**PROBLEM**
Extract every line where the string "this" appears.
####
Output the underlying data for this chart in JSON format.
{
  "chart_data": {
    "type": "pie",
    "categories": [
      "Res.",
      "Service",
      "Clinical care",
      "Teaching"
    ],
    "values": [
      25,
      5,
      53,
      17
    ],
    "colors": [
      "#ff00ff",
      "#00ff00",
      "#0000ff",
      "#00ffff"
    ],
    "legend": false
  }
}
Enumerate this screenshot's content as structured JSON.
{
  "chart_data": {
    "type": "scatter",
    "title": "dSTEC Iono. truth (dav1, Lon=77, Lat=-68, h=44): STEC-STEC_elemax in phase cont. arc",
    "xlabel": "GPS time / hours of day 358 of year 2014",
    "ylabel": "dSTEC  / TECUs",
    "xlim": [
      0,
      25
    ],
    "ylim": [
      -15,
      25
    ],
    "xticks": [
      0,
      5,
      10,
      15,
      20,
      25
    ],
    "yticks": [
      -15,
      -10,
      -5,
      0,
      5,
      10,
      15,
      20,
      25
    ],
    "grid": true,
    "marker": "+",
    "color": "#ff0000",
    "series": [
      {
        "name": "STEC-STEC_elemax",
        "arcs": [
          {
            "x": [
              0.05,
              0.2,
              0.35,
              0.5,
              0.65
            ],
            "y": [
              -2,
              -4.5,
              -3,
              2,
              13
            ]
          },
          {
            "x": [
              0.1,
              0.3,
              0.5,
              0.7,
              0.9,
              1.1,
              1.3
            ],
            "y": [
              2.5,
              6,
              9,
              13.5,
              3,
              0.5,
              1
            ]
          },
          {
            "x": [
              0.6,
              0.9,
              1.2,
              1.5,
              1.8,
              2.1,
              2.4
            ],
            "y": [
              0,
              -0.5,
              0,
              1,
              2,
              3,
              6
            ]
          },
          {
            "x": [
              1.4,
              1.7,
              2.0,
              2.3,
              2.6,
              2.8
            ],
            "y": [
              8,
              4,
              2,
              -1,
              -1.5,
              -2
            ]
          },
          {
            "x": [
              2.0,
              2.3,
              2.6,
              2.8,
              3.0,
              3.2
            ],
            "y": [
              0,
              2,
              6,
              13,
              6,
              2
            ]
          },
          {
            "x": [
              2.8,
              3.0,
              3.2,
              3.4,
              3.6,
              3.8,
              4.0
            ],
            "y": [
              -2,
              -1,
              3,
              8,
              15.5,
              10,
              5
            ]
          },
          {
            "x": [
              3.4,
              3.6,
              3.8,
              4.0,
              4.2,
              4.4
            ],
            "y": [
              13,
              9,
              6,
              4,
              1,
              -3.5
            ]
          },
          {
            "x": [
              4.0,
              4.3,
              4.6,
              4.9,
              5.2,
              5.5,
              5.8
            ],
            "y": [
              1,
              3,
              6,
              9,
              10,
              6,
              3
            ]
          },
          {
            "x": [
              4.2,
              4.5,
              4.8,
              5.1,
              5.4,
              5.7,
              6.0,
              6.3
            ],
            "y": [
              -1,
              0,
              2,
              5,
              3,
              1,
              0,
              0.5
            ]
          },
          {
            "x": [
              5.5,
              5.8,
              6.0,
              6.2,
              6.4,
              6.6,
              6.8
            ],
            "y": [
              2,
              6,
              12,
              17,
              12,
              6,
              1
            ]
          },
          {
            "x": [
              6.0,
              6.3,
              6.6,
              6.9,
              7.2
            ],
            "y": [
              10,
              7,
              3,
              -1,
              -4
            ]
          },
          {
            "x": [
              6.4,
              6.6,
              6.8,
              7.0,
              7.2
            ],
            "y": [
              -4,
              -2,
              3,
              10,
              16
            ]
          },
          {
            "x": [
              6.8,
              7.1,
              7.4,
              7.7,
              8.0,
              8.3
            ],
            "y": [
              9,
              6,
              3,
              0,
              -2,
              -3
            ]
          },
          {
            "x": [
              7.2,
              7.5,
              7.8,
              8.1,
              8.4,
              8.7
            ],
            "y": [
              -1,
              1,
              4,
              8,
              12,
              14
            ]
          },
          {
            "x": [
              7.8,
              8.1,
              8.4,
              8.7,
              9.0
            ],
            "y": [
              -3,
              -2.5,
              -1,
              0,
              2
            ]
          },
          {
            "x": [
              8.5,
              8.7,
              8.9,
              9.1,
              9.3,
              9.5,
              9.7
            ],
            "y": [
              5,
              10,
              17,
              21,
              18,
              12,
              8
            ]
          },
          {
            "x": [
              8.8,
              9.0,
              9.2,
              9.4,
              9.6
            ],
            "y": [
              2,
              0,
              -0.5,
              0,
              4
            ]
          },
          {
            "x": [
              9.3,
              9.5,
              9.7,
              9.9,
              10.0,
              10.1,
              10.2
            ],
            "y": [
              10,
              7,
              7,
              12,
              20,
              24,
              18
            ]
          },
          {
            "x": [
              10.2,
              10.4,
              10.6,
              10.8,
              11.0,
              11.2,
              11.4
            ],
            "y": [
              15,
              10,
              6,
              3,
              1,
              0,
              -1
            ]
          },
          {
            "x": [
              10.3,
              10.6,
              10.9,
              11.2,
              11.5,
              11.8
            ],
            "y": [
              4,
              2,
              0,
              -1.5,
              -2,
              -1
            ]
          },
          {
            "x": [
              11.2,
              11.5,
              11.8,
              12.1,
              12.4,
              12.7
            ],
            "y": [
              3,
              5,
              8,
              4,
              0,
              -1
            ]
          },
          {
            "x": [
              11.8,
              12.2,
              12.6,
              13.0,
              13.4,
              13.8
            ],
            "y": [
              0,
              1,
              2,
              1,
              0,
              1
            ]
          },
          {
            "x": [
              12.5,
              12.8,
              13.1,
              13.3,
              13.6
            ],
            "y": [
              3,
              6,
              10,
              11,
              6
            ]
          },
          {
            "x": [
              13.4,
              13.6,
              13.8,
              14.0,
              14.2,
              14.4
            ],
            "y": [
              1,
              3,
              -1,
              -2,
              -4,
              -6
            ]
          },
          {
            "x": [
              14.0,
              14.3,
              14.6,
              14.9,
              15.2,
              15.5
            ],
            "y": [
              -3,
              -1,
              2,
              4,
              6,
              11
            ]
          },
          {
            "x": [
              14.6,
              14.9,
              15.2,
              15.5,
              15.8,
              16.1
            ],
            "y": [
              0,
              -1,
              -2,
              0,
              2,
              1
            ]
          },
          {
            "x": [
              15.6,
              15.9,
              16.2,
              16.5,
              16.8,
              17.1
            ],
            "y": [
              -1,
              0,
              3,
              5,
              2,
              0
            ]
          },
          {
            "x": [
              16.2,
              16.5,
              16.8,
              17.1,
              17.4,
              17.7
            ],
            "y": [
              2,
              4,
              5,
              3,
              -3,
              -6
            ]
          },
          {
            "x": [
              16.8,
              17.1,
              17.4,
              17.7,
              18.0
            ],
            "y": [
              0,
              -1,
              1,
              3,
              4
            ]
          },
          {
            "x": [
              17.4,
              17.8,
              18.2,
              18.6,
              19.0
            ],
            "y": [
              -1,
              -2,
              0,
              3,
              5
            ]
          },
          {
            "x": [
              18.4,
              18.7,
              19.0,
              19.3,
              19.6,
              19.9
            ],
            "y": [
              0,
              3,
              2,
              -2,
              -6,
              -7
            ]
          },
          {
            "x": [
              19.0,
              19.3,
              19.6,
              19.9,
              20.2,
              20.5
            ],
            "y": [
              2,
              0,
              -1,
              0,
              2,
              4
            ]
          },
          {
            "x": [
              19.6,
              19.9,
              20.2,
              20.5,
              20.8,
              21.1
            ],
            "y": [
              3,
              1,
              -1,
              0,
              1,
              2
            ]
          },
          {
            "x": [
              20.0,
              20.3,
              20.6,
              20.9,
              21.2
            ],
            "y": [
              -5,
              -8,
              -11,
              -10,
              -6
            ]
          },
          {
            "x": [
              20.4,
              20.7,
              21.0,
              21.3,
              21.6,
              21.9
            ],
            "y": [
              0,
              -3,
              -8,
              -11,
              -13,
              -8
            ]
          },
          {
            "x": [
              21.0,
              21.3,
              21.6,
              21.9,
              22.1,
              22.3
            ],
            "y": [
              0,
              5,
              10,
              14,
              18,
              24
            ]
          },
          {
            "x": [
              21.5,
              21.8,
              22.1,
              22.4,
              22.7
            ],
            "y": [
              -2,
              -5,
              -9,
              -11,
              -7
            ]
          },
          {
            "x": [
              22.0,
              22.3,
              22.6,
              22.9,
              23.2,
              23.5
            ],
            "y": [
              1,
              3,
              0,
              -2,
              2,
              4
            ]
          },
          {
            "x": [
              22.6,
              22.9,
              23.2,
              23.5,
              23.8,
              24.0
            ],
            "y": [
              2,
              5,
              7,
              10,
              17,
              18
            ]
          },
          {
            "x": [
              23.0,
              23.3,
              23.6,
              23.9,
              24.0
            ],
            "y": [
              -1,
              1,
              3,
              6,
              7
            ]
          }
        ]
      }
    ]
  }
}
####
**EXERCISE RESULT**
Output the underlying data for this chart in JSON format.
Enumerate this screenshot's content as structured JSON.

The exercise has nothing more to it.